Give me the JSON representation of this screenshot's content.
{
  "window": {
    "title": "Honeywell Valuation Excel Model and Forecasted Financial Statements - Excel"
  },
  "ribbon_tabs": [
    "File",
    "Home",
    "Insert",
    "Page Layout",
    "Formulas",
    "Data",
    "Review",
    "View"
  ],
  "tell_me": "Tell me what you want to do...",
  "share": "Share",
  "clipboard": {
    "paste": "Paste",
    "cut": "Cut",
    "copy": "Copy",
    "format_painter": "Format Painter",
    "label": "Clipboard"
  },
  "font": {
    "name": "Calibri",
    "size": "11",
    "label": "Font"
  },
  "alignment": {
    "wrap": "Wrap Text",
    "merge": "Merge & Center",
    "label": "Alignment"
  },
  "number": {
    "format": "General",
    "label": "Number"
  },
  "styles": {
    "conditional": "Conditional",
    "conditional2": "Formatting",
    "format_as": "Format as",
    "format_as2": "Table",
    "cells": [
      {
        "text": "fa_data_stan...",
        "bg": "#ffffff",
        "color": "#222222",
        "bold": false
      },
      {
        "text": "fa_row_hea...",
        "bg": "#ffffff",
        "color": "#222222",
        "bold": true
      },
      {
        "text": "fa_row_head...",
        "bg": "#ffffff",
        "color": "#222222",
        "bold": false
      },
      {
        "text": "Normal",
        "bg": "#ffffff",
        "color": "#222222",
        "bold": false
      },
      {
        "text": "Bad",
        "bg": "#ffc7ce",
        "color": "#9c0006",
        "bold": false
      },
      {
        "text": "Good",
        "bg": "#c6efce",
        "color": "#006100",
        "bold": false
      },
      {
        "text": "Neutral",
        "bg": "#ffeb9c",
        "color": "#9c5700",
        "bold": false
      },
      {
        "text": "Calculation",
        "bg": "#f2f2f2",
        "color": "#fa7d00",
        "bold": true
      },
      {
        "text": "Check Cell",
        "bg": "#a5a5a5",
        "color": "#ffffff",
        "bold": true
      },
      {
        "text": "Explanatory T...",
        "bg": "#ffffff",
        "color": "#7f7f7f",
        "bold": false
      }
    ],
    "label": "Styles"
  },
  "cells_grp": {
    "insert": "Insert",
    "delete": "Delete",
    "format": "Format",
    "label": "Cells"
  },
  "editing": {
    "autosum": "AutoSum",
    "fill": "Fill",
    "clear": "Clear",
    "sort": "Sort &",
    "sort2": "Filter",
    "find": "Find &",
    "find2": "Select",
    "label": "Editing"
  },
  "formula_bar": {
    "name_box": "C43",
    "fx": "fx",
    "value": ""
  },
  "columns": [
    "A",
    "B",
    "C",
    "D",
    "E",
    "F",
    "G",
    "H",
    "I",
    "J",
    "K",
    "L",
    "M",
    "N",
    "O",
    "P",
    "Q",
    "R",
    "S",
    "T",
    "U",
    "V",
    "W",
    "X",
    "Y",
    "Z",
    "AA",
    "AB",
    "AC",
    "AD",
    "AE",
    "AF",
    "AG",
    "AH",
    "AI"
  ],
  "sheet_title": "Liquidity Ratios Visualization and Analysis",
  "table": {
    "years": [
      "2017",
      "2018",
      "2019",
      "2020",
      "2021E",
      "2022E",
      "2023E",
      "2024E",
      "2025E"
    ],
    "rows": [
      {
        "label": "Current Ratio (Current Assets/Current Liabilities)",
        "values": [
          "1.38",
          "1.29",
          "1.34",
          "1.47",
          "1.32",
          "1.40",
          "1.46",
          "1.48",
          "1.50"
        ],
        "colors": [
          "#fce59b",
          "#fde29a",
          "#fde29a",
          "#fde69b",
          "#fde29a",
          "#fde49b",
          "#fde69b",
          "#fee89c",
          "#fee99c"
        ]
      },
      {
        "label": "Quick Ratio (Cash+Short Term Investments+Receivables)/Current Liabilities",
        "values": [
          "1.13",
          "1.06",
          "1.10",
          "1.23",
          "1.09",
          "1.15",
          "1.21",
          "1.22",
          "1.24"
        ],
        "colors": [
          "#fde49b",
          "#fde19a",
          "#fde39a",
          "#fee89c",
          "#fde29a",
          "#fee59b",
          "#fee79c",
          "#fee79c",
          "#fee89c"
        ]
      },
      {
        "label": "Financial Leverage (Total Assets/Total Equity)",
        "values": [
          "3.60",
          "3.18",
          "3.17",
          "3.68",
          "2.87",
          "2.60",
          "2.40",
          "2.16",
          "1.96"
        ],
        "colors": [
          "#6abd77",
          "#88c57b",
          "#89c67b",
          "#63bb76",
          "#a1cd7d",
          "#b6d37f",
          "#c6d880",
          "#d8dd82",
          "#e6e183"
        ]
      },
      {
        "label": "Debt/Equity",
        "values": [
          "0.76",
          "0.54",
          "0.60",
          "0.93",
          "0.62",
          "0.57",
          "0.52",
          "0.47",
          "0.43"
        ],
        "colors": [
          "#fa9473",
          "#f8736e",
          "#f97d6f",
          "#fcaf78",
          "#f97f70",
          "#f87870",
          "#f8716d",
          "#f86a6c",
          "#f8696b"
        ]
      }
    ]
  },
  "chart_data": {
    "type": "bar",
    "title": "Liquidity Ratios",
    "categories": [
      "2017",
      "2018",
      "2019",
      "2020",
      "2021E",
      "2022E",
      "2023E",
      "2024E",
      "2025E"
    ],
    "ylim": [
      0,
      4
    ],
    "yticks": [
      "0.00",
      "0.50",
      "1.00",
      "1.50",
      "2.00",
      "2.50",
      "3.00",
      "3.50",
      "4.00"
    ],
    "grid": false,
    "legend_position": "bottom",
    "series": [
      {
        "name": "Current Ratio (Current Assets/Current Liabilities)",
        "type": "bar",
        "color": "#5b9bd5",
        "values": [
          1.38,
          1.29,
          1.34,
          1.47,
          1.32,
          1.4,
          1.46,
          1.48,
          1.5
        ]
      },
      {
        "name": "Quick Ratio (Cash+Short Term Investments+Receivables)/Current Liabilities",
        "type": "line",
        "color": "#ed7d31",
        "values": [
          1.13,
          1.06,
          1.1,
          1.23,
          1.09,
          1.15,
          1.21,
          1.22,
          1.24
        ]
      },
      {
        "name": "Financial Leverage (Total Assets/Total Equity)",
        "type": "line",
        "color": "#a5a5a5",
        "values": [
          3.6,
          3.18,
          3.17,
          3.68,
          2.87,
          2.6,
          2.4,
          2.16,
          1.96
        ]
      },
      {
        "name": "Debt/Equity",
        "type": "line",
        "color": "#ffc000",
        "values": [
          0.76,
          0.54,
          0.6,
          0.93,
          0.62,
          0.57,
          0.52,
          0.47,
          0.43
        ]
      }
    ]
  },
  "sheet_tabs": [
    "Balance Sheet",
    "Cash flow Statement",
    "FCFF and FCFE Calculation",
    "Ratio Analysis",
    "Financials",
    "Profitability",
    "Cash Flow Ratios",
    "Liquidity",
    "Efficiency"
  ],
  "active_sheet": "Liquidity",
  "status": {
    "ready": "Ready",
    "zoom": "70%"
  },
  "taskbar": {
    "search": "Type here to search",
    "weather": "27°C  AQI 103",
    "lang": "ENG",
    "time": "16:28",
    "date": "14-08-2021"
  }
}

- - -

Extract all lines of the records above that include "Quick".

        "label": "Quick Ratio (Cash+Short Term Investments+Receivables)/Current Liabilities",
        "name": "Quick Ratio (Cash+Short Term Investments+Receivables)/Current Liabilities",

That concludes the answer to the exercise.